**Requirement**: Collect from the data below each line with "rózsahimlő".

**Record extracts**:
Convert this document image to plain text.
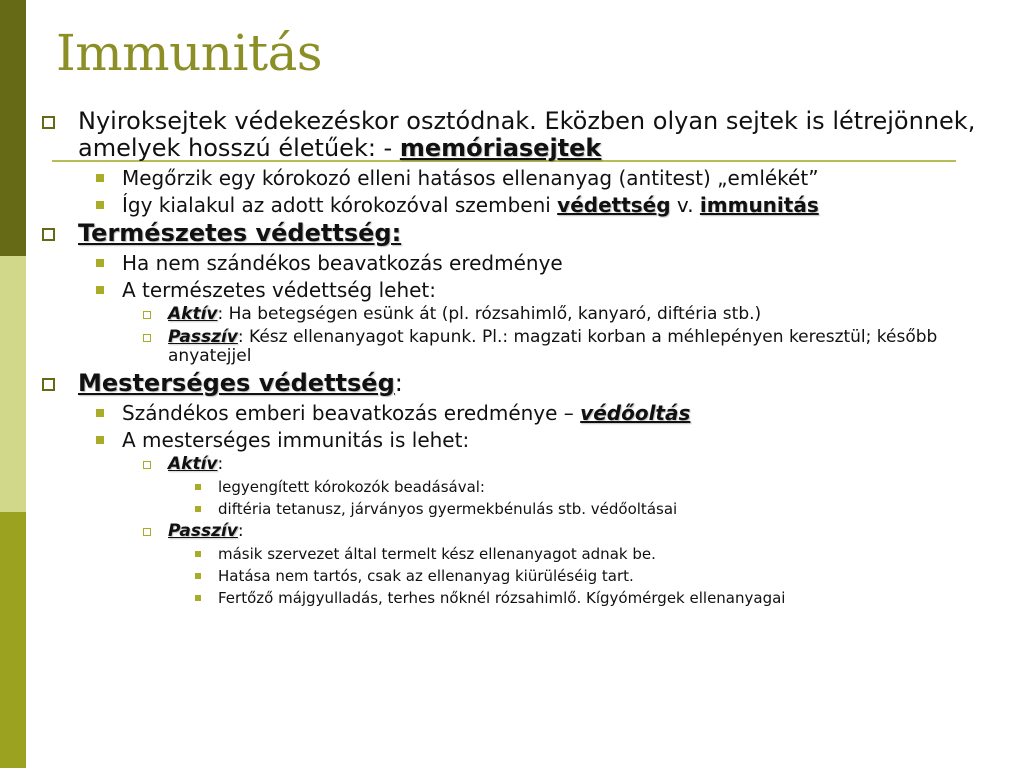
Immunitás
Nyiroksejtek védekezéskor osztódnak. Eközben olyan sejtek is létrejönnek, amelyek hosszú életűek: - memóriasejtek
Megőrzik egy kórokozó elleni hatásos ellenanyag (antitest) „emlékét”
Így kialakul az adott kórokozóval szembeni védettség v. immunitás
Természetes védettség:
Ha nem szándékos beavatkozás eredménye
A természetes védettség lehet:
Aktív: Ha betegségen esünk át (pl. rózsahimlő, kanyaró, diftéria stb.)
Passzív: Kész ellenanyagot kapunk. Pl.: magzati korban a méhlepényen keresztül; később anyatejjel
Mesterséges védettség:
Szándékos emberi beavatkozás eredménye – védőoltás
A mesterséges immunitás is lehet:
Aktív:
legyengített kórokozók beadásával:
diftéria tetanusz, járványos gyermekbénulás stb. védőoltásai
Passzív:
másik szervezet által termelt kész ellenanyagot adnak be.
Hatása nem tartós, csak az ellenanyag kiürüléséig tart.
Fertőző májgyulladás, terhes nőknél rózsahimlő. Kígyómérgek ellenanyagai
--
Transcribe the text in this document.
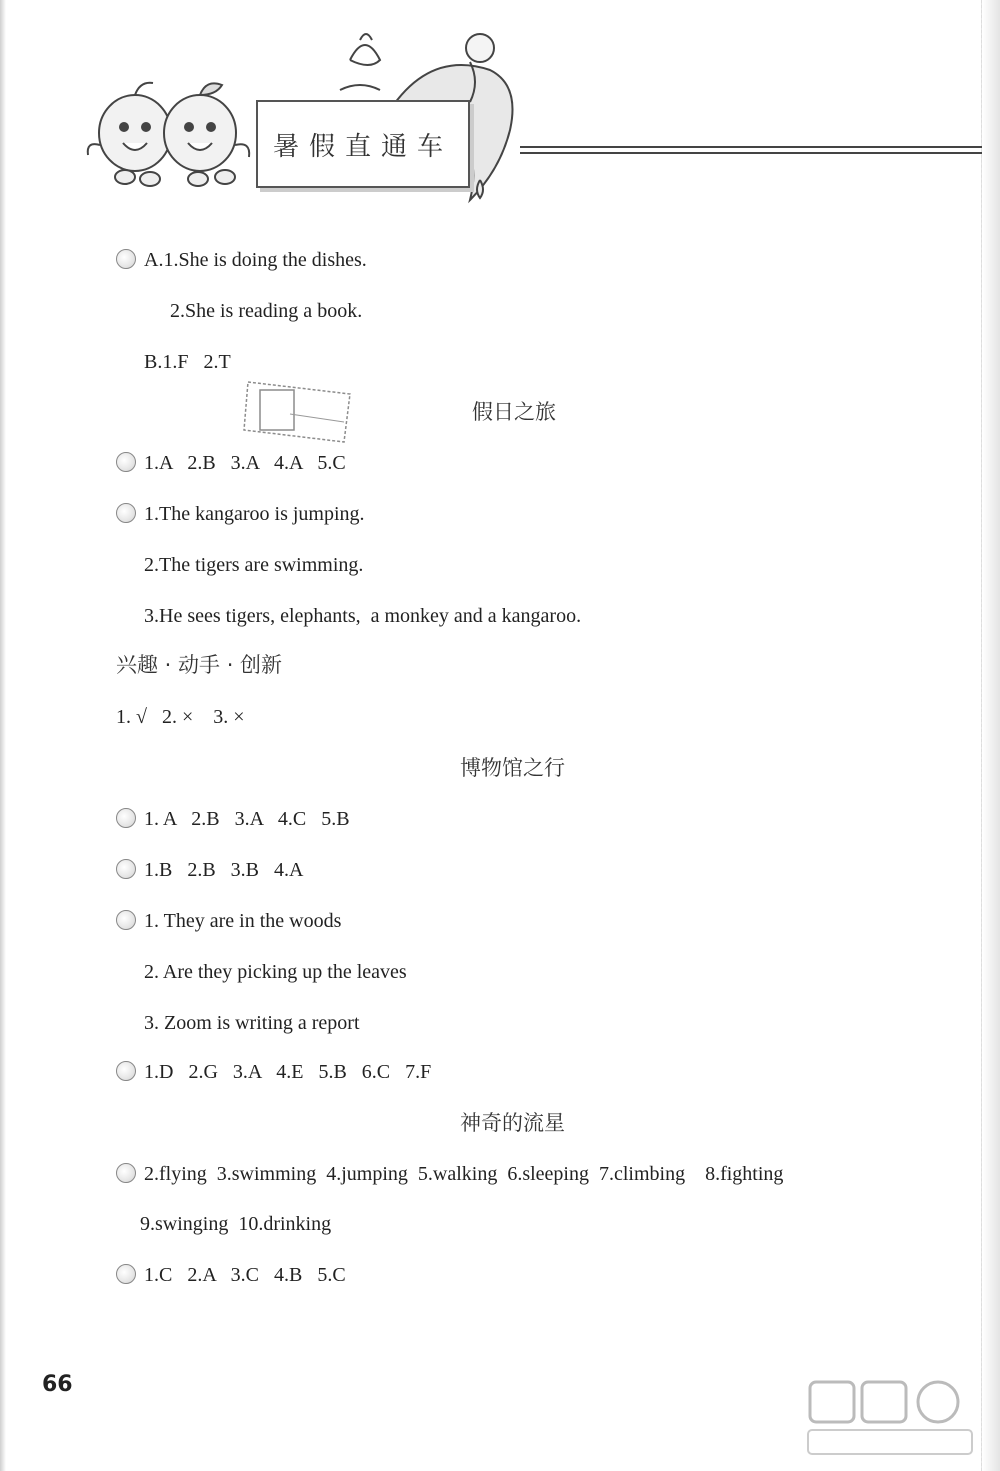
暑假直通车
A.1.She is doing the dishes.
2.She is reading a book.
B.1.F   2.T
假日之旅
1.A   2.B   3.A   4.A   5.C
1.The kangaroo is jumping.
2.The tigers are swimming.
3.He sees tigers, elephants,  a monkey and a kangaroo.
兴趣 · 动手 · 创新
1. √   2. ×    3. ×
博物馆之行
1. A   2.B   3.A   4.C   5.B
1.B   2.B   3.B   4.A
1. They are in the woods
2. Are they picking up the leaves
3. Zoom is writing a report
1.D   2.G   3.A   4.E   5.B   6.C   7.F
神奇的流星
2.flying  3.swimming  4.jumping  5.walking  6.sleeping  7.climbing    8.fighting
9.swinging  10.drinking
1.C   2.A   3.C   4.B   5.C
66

**Result for this exercise**:
Aktív: Ha betegségen esünk át (pl. rózsahimlő, kanyaró, diftéria stb.)
Fertőző májgyulladás, terhes nőknél rózsahimlő. Kígyómérgek ellenanyagai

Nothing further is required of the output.